:: Records shown

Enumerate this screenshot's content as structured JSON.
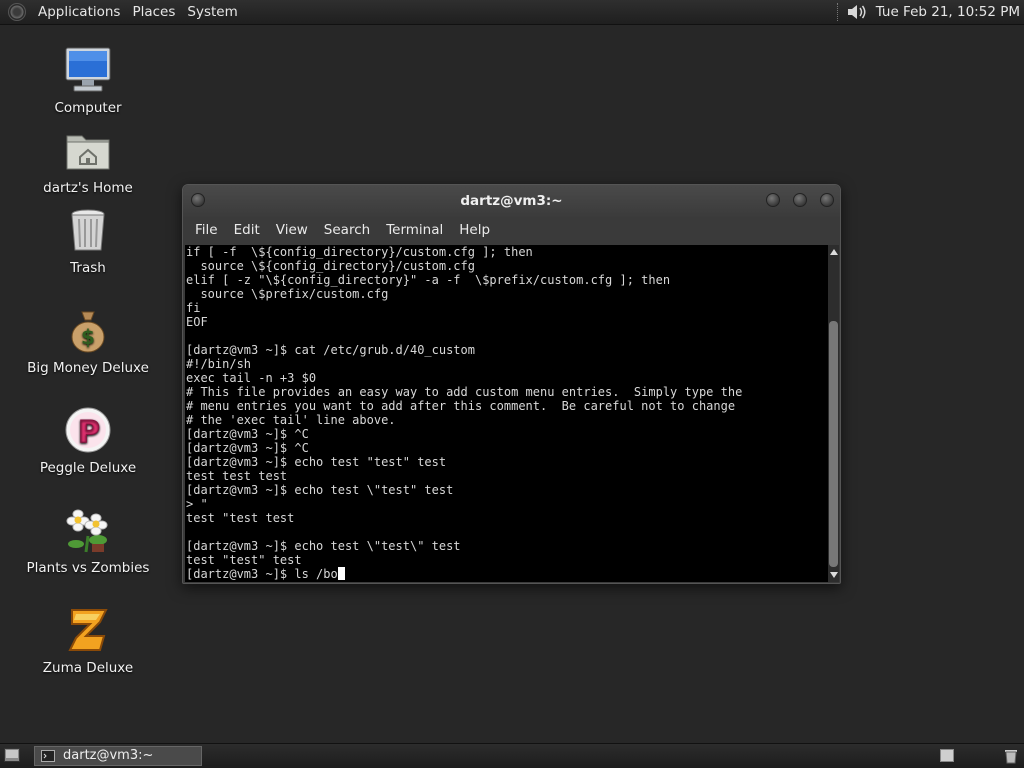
{
  "top_panel": {
    "menus": [
      "Applications",
      "Places",
      "System"
    ],
    "clock": "Tue Feb 21, 10:52 PM"
  },
  "desktop_icons": [
    {
      "label": "Computer",
      "icon": "computer-icon"
    },
    {
      "label": "dartz's Home",
      "icon": "home-folder-icon"
    },
    {
      "label": "Trash",
      "icon": "trash-icon"
    },
    {
      "label": "Big Money Deluxe",
      "icon": "money-bag-icon"
    },
    {
      "label": "Peggle Deluxe",
      "icon": "peggle-icon"
    },
    {
      "label": "Plants vs Zombies",
      "icon": "plants-vs-zombies-icon"
    },
    {
      "label": "Zuma Deluxe",
      "icon": "zuma-icon"
    }
  ],
  "terminal": {
    "title": "dartz@vm3:~",
    "menus": [
      "File",
      "Edit",
      "View",
      "Search",
      "Terminal",
      "Help"
    ],
    "lines": [
      "if [ -f  \\${config_directory}/custom.cfg ]; then",
      "  source \\${config_directory}/custom.cfg",
      "elif [ -z \"\\${config_directory}\" -a -f  \\$prefix/custom.cfg ]; then",
      "  source \\$prefix/custom.cfg",
      "fi",
      "EOF",
      "",
      "[dartz@vm3 ~]$ cat /etc/grub.d/40_custom",
      "#!/bin/sh",
      "exec tail -n +3 $0",
      "# This file provides an easy way to add custom menu entries.  Simply type the",
      "# menu entries you want to add after this comment.  Be careful not to change",
      "# the 'exec tail' line above.",
      "[dartz@vm3 ~]$ ^C",
      "[dartz@vm3 ~]$ ^C",
      "[dartz@vm3 ~]$ echo test \"test\" test",
      "test test test",
      "[dartz@vm3 ~]$ echo test \\\"test\" test",
      "> \"",
      "test \"test test",
      "",
      "[dartz@vm3 ~]$ echo test \\\"test\\\" test",
      "test \"test\" test"
    ],
    "current_input": "[dartz@vm3 ~]$ ls /bo"
  },
  "taskbar": {
    "task_label": "dartz@vm3:~"
  }
}
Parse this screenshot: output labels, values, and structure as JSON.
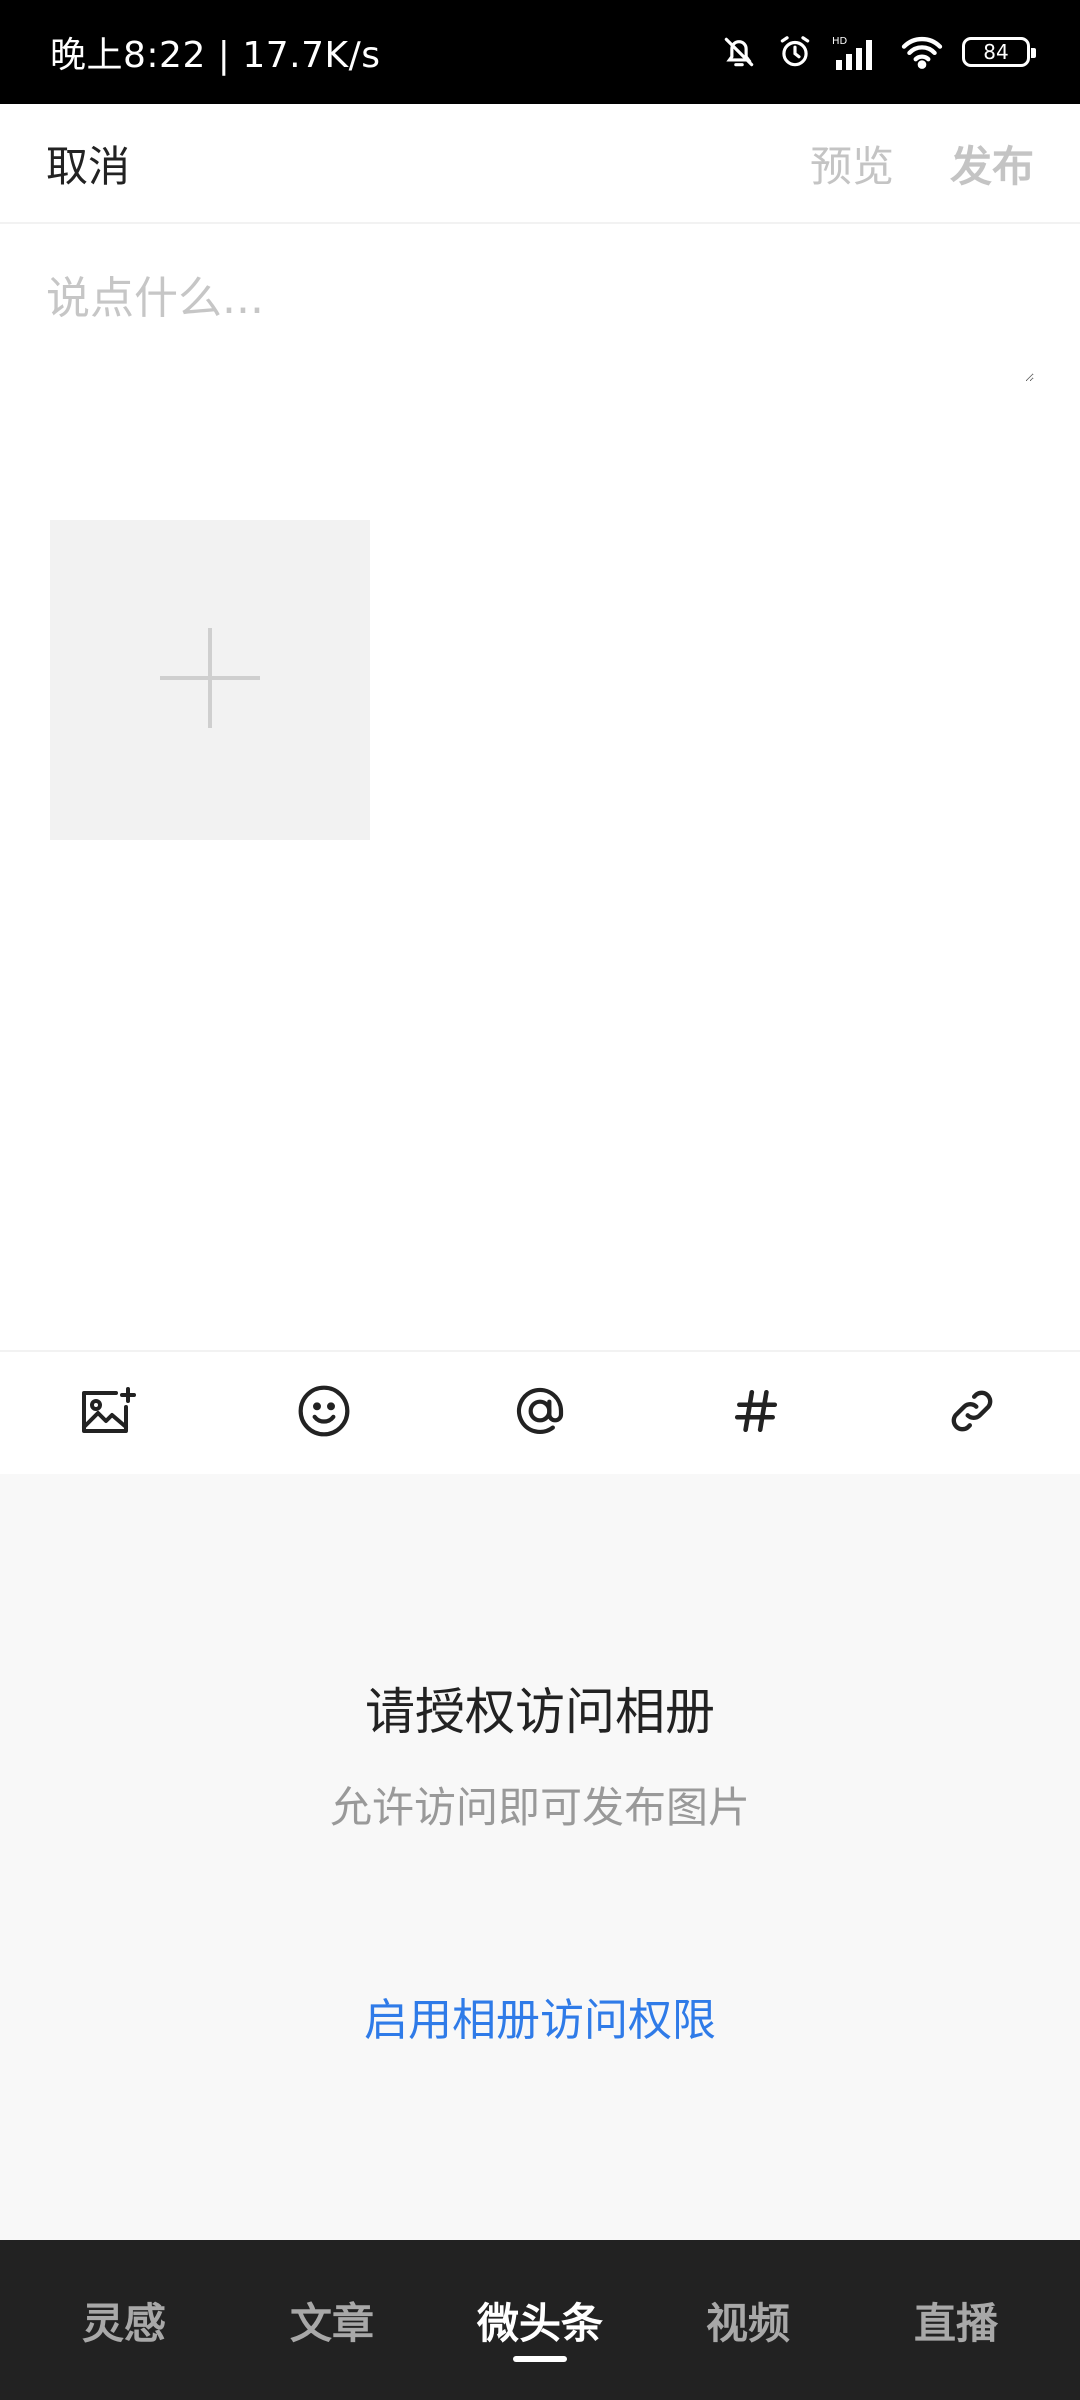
{
  "status_bar": {
    "time_speed": "晚上8:22 | 17.7K/s",
    "battery": "84"
  },
  "header": {
    "cancel_label": "取消",
    "preview_label": "预览",
    "publish_label": "发布"
  },
  "composer": {
    "placeholder": "说点什么..."
  },
  "toolbar": {
    "icons": [
      "add-image-icon",
      "emoji-icon",
      "at-mention-icon",
      "hashtag-icon",
      "link-icon"
    ]
  },
  "permission": {
    "title": "请授权访问相册",
    "description": "允许访问即可发布图片",
    "action_label": "启用相册访问权限"
  },
  "tabs": [
    {
      "label": "灵感",
      "active": false
    },
    {
      "label": "文章",
      "active": false
    },
    {
      "label": "微头条",
      "active": true
    },
    {
      "label": "视频",
      "active": false
    },
    {
      "label": "直播",
      "active": false
    }
  ],
  "colors": {
    "link": "#2f7be8",
    "tab_bar": "#222222",
    "panel": "#f8f8f8"
  }
}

::::

### Direction
The lines to copy run from the line containing "Parse this screenshot: output" through the end of the data above; copy exactly those, minus the pictures.

### Problem solution
Parse this screenshot: output labels, values, and structure as JSON.
{
  "status_bar": {
    "time_speed": "晚上8:22 | 17.7K/s",
    "battery": "84"
  },
  "header": {
    "cancel_label": "取消",
    "preview_label": "预览",
    "publish_label": "发布"
  },
  "composer": {
    "placeholder": "说点什么..."
  },
  "toolbar": {
    "icons": [
      "add-image-icon",
      "emoji-icon",
      "at-mention-icon",
      "hashtag-icon",
      "link-icon"
    ]
  },
  "permission": {
    "title": "请授权访问相册",
    "description": "允许访问即可发布图片",
    "action_label": "启用相册访问权限"
  },
  "tabs": [
    {
      "label": "灵感",
      "active": false
    },
    {
      "label": "文章",
      "active": false
    },
    {
      "label": "微头条",
      "active": true
    },
    {
      "label": "视频",
      "active": false
    },
    {
      "label": "直播",
      "active": false
    }
  ],
  "colors": {
    "link": "#2f7be8",
    "tab_bar": "#222222",
    "panel": "#f8f8f8"
  }
}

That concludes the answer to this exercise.